Directive: Transcribe all the records with complete accuracy.

Records for the exercise:

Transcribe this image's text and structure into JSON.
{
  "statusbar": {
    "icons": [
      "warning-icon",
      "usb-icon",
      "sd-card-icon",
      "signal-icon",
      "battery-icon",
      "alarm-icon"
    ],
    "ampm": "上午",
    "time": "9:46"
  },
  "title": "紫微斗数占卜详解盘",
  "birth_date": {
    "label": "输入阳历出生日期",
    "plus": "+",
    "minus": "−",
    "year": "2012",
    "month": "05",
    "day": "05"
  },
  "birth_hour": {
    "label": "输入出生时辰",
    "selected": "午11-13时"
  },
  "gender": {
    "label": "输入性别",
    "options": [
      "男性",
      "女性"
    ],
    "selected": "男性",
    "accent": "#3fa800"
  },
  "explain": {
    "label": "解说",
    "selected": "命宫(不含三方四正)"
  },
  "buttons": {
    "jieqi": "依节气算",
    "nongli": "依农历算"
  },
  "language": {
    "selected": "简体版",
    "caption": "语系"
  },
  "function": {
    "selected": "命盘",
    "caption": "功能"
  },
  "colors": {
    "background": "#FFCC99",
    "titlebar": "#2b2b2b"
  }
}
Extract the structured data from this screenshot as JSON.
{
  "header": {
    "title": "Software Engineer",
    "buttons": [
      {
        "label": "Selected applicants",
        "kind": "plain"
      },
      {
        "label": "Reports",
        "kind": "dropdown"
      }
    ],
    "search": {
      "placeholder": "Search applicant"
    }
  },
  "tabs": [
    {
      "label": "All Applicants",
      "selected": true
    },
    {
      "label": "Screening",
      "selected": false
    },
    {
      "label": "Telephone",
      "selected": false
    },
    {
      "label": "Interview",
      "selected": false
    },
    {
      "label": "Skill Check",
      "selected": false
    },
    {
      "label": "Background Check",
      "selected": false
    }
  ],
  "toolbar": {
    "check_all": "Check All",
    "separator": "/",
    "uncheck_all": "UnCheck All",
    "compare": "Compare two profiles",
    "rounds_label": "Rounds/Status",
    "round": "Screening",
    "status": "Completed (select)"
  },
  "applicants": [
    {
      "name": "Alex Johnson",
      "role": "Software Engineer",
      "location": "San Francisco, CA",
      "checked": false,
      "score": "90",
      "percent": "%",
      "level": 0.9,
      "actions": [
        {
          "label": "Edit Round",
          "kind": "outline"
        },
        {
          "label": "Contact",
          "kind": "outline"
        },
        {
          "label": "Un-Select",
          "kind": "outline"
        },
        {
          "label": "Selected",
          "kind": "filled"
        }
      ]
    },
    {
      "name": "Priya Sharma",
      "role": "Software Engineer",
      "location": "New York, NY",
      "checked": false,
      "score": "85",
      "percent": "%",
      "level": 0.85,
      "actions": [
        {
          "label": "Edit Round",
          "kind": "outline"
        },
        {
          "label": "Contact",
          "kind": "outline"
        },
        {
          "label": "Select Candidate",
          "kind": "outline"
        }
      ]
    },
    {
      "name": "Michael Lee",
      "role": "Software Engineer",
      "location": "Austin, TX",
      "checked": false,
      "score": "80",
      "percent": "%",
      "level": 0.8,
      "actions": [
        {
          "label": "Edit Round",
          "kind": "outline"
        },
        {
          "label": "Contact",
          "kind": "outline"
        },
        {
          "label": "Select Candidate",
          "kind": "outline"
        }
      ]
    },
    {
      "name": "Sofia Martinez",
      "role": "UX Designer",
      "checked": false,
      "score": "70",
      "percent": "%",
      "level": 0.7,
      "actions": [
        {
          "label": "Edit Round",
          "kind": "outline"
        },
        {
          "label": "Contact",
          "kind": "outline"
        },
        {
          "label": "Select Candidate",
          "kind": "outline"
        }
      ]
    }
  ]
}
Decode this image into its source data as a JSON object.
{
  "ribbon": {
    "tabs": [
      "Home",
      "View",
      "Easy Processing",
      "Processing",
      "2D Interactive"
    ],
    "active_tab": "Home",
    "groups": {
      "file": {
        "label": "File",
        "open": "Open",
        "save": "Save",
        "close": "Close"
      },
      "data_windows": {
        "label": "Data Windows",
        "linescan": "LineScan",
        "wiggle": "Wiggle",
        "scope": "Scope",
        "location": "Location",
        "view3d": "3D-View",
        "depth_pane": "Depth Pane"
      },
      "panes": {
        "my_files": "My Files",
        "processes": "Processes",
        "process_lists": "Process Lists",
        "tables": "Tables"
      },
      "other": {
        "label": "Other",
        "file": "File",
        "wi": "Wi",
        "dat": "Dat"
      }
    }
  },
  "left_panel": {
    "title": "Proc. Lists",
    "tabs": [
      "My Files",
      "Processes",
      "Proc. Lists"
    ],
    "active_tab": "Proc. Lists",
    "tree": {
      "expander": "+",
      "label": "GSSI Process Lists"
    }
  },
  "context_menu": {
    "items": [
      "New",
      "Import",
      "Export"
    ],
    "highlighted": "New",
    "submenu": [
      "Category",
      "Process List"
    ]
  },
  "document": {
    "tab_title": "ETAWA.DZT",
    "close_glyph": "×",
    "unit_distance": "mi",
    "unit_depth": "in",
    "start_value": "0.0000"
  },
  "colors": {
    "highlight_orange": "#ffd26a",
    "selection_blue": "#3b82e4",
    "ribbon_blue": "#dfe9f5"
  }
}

Output of the exercise:
Transcribe this image's text and structure into JSON.
{
  "statusbar": {
    "icons": [
      "warning-icon",
      "usb-icon",
      "sd-card-icon",
      "signal-icon",
      "battery-icon",
      "alarm-icon"
    ],
    "ampm": "上午",
    "time": "9:46"
  },
  "title": "紫微斗数占卜详解盘",
  "birth_date": {
    "label": "输入阳历出生日期",
    "plus": "+",
    "minus": "−",
    "year": "2012",
    "month": "05",
    "day": "05"
  },
  "birth_hour": {
    "label": "输入出生时辰",
    "selected": "午11-13时"
  },
  "gender": {
    "label": "输入性别",
    "options": [
      "男性",
      "女性"
    ],
    "selected": "男性",
    "accent": "#3fa800"
  },
  "explain": {
    "label": "解说",
    "selected": "命宫(不含三方四正)"
  },
  "buttons": {
    "jieqi": "依节气算",
    "nongli": "依农历算"
  },
  "language": {
    "selected": "简体版",
    "caption": "语系"
  },
  "function": {
    "selected": "命盘",
    "caption": "功能"
  },
  "colors": {
    "background": "#FFCC99",
    "titlebar": "#2b2b2b"
  }
}
Extract the structured data from this screenshot as JSON.
{
  "header": {
    "title": "Software Engineer",
    "buttons": [
      {
        "label": "Selected applicants",
        "kind": "plain"
      },
      {
        "label": "Reports",
        "kind": "dropdown"
      }
    ],
    "search": {
      "placeholder": "Search applicant"
    }
  },
  "tabs": [
    {
      "label": "All Applicants",
      "selected": true
    },
    {
      "label": "Screening",
      "selected": false
    },
    {
      "label": "Telephone",
      "selected": false
    },
    {
      "label": "Interview",
      "selected": false
    },
    {
      "label": "Skill Check",
      "selected": false
    },
    {
      "label": "Background Check",
      "selected": false
    }
  ],
  "toolbar": {
    "check_all": "Check All",
    "separator": "/",
    "uncheck_all": "UnCheck All",
    "compare": "Compare two profiles",
    "rounds_label": "Rounds/Status",
    "round": "Screening",
    "status": "Completed (select)"
  },
  "applicants": [
    {
      "name": "Alex Johnson",
      "role": "Software Engineer",
      "location": "San Francisco, CA",
      "checked": false,
      "score": "90",
      "percent": "%",
      "level": 0.9,
      "actions": [
        {
          "label": "Edit Round",
          "kind": "outline"
        },
        {
          "label": "Contact",
          "kind": "outline"
        },
        {
          "label": "Un-Select",
          "kind": "outline"
        },
        {
          "label": "Selected",
          "kind": "filled"
        }
      ]
    },
    {
      "name": "Priya Sharma",
      "role": "Software Engineer",
      "location": "New York, NY",
      "checked": false,
      "score": "85",
      "percent": "%",
      "level": 0.85,
      "actions": [
        {
          "label": "Edit Round",
          "kind": "outline"
        },
        {
          "label": "Contact",
          "kind": "outline"
        },
        {
          "label": "Select Candidate",
          "kind": "outline"
        }
      ]
    },
    {
      "name": "Michael Lee",
      "role": "Software Engineer",
      "location": "Austin, TX",
      "checked": false,
      "score": "80",
      "percent": "%",
      "level": 0.8,
      "actions": [
        {
          "label": "Edit Round",
          "kind": "outline"
        },
        {
          "label": "Contact",
          "kind": "outline"
        },
        {
          "label": "Select Candidate",
          "kind": "outline"
        }
      ]
    },
    {
      "name": "Sofia Martinez",
      "role": "UX Designer",
      "checked": false,
      "score": "70",
      "percent": "%",
      "level": 0.7,
      "actions": [
        {
          "label": "Edit Round",
          "kind": "outline"
        },
        {
          "label": "Contact",
          "kind": "outline"
        },
        {
          "label": "Select Candidate",
          "kind": "outline"
        }
      ]
    }
  ]
}
Decode this image into its source data as a JSON object.
{
  "ribbon": {
    "tabs": [
      "Home",
      "View",
      "Easy Processing",
      "Processing",
      "2D Interactive"
    ],
    "active_tab": "Home",
    "groups": {
      "file": {
        "label": "File",
        "open": "Open",
        "save": "Save",
        "close": "Close"
      },
      "data_windows": {
        "label": "Data Windows",
        "linescan": "LineScan",
        "wiggle": "Wiggle",
        "scope": "Scope",
        "location": "Location",
        "view3d": "3D-View",
        "depth_pane": "Depth Pane"
      },
      "panes": {
        "my_files": "My Files",
        "processes": "Processes",
        "process_lists": "Process Lists",
        "tables": "Tables"
      },
      "other": {
        "label": "Other",
        "file": "File",
        "wi": "Wi",
        "dat": "Dat"
      }
    }
  },
  "left_panel": {
    "title": "Proc. Lists",
    "tabs": [
      "My Files",
      "Processes",
      "Proc. Lists"
    ],
    "active_tab": "Proc. Lists",
    "tree": {
      "expander": "+",
      "label": "GSSI Process Lists"
    }
  },
  "context_menu": {
    "items": [
      "New",
      "Import",
      "Export"
    ],
    "highlighted": "New",
    "submenu": [
      "Category",
      "Process List"
    ]
  },
  "document": {
    "tab_title": "ETAWA.DZT",
    "close_glyph": "×",
    "unit_distance": "mi",
    "unit_depth": "in",
    "start_value": "0.0000"
  },
  "colors": {
    "highlight_orange": "#ffd26a",
    "selection_blue": "#3b82e4",
    "ribbon_blue": "#dfe9f5"
  }
}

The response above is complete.